== Exercise ==
Copy each line below in which the word "icon" occurs.

== Data shown ==
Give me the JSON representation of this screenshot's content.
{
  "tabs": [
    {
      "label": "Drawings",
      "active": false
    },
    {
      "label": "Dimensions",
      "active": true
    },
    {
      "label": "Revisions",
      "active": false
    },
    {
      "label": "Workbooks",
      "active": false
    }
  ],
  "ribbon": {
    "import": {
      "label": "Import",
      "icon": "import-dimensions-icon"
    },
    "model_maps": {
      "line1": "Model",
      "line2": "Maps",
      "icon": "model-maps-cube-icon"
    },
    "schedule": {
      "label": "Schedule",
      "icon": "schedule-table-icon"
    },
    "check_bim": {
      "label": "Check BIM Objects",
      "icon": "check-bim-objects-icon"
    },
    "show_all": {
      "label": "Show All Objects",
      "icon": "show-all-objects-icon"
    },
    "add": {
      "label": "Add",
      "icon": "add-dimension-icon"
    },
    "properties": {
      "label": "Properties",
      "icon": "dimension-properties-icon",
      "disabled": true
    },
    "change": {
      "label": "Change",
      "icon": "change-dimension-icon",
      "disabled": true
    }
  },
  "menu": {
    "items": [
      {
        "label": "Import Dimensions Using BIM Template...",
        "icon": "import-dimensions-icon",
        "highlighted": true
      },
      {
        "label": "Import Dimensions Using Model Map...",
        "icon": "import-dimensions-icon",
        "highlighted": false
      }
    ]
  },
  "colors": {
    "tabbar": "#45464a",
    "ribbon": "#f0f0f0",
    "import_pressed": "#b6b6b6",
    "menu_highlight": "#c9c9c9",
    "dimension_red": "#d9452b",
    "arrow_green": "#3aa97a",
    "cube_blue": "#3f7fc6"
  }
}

== Answer to this problem ==
      "icon": "import-dimensions-icon"
      "icon": "model-maps-cube-icon"
      "icon": "schedule-table-icon"
      "icon": "check-bim-objects-icon"
      "icon": "show-all-objects-icon"
      "icon": "add-dimension-icon"
      "icon": "dimension-properties-icon",
      "icon": "change-dimension-icon",
        "icon": "import-dimensions-icon",
        "icon": "import-dimensions-icon",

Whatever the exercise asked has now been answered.